--- Start Data shown ---

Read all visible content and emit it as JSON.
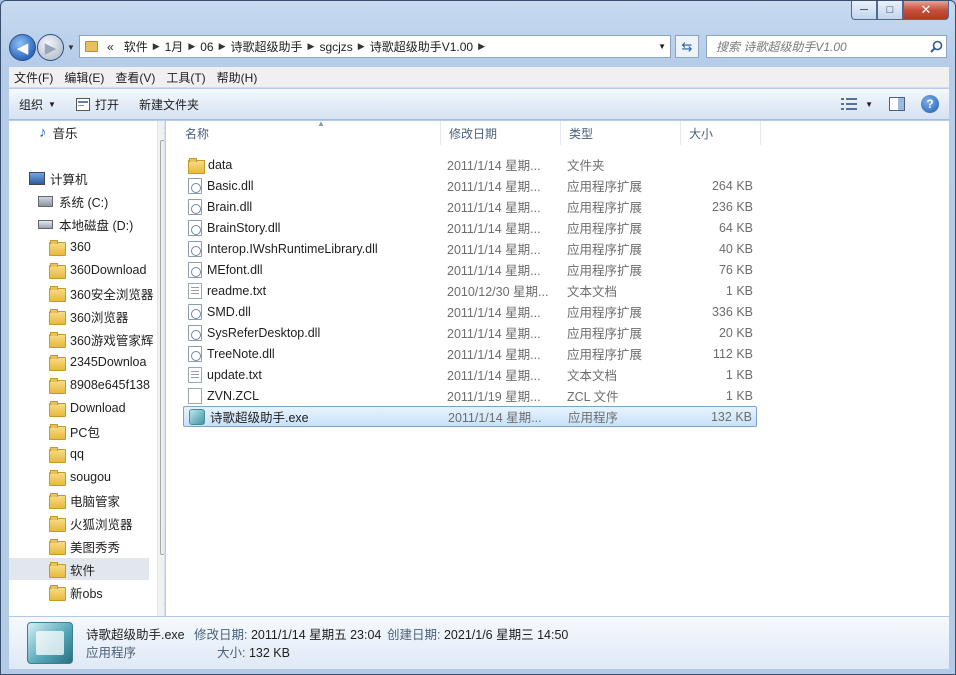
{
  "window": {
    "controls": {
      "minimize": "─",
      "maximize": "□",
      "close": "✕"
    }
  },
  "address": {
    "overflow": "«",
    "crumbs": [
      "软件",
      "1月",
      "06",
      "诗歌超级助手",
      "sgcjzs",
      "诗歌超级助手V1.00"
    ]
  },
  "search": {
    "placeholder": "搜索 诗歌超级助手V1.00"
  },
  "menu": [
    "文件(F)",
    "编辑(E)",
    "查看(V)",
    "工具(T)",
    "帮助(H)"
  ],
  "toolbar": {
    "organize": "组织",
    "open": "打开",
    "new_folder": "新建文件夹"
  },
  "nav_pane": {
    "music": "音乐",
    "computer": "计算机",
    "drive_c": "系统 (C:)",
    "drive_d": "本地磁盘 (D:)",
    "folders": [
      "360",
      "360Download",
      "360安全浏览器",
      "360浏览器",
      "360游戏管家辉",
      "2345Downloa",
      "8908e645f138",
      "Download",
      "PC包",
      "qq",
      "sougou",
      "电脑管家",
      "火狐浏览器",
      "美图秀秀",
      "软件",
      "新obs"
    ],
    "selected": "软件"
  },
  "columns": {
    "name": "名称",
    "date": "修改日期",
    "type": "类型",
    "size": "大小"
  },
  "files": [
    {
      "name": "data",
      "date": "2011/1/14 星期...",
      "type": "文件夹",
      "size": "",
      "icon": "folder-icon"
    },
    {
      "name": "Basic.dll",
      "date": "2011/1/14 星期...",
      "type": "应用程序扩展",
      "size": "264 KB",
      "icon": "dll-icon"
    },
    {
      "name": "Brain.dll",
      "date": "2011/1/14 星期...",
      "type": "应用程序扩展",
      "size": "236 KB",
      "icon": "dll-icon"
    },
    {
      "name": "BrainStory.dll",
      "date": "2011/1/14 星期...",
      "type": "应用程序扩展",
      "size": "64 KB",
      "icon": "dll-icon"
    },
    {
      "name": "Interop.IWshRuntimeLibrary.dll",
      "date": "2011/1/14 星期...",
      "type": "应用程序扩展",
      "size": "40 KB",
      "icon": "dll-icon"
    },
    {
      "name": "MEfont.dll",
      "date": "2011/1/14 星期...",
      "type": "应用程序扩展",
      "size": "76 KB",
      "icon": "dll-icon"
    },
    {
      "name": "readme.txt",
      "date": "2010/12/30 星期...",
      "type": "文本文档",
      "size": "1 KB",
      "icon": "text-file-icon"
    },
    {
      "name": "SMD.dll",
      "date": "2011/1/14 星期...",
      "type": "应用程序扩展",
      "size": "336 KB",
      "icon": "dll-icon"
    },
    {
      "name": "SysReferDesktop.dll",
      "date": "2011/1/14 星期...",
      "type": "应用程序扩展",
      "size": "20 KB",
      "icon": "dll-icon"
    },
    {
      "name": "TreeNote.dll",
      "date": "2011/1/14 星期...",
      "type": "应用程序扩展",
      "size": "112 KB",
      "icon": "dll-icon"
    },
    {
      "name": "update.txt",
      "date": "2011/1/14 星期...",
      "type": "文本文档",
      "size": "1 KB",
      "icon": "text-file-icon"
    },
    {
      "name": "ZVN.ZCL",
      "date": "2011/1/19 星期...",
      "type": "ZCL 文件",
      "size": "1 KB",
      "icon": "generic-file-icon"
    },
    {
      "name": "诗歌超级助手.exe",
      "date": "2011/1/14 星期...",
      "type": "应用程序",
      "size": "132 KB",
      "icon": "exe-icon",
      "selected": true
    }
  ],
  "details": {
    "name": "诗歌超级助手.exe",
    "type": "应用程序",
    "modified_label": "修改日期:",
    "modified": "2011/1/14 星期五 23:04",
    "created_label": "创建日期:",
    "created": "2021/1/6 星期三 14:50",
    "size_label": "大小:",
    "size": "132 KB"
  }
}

--- End Data shown ---

* Work to be completed
Every entry above should be duplicated exactly. Do not include the images.

* Solution to the problem
Read all visible content and emit it as JSON.
{
  "window": {
    "controls": {
      "minimize": "─",
      "maximize": "□",
      "close": "✕"
    }
  },
  "address": {
    "overflow": "«",
    "crumbs": [
      "软件",
      "1月",
      "06",
      "诗歌超级助手",
      "sgcjzs",
      "诗歌超级助手V1.00"
    ]
  },
  "search": {
    "placeholder": "搜索 诗歌超级助手V1.00"
  },
  "menu": [
    "文件(F)",
    "编辑(E)",
    "查看(V)",
    "工具(T)",
    "帮助(H)"
  ],
  "toolbar": {
    "organize": "组织",
    "open": "打开",
    "new_folder": "新建文件夹"
  },
  "nav_pane": {
    "music": "音乐",
    "computer": "计算机",
    "drive_c": "系统 (C:)",
    "drive_d": "本地磁盘 (D:)",
    "folders": [
      "360",
      "360Download",
      "360安全浏览器",
      "360浏览器",
      "360游戏管家辉",
      "2345Downloa",
      "8908e645f138",
      "Download",
      "PC包",
      "qq",
      "sougou",
      "电脑管家",
      "火狐浏览器",
      "美图秀秀",
      "软件",
      "新obs"
    ],
    "selected": "软件"
  },
  "columns": {
    "name": "名称",
    "date": "修改日期",
    "type": "类型",
    "size": "大小"
  },
  "files": [
    {
      "name": "data",
      "date": "2011/1/14 星期...",
      "type": "文件夹",
      "size": "",
      "icon": "folder-icon"
    },
    {
      "name": "Basic.dll",
      "date": "2011/1/14 星期...",
      "type": "应用程序扩展",
      "size": "264 KB",
      "icon": "dll-icon"
    },
    {
      "name": "Brain.dll",
      "date": "2011/1/14 星期...",
      "type": "应用程序扩展",
      "size": "236 KB",
      "icon": "dll-icon"
    },
    {
      "name": "BrainStory.dll",
      "date": "2011/1/14 星期...",
      "type": "应用程序扩展",
      "size": "64 KB",
      "icon": "dll-icon"
    },
    {
      "name": "Interop.IWshRuntimeLibrary.dll",
      "date": "2011/1/14 星期...",
      "type": "应用程序扩展",
      "size": "40 KB",
      "icon": "dll-icon"
    },
    {
      "name": "MEfont.dll",
      "date": "2011/1/14 星期...",
      "type": "应用程序扩展",
      "size": "76 KB",
      "icon": "dll-icon"
    },
    {
      "name": "readme.txt",
      "date": "2010/12/30 星期...",
      "type": "文本文档",
      "size": "1 KB",
      "icon": "text-file-icon"
    },
    {
      "name": "SMD.dll",
      "date": "2011/1/14 星期...",
      "type": "应用程序扩展",
      "size": "336 KB",
      "icon": "dll-icon"
    },
    {
      "name": "SysReferDesktop.dll",
      "date": "2011/1/14 星期...",
      "type": "应用程序扩展",
      "size": "20 KB",
      "icon": "dll-icon"
    },
    {
      "name": "TreeNote.dll",
      "date": "2011/1/14 星期...",
      "type": "应用程序扩展",
      "size": "112 KB",
      "icon": "dll-icon"
    },
    {
      "name": "update.txt",
      "date": "2011/1/14 星期...",
      "type": "文本文档",
      "size": "1 KB",
      "icon": "text-file-icon"
    },
    {
      "name": "ZVN.ZCL",
      "date": "2011/1/19 星期...",
      "type": "ZCL 文件",
      "size": "1 KB",
      "icon": "generic-file-icon"
    },
    {
      "name": "诗歌超级助手.exe",
      "date": "2011/1/14 星期...",
      "type": "应用程序",
      "size": "132 KB",
      "icon": "exe-icon",
      "selected": true
    }
  ],
  "details": {
    "name": "诗歌超级助手.exe",
    "type": "应用程序",
    "modified_label": "修改日期:",
    "modified": "2011/1/14 星期五 23:04",
    "created_label": "创建日期:",
    "created": "2021/1/6 星期三 14:50",
    "size_label": "大小:",
    "size": "132 KB"
  }
}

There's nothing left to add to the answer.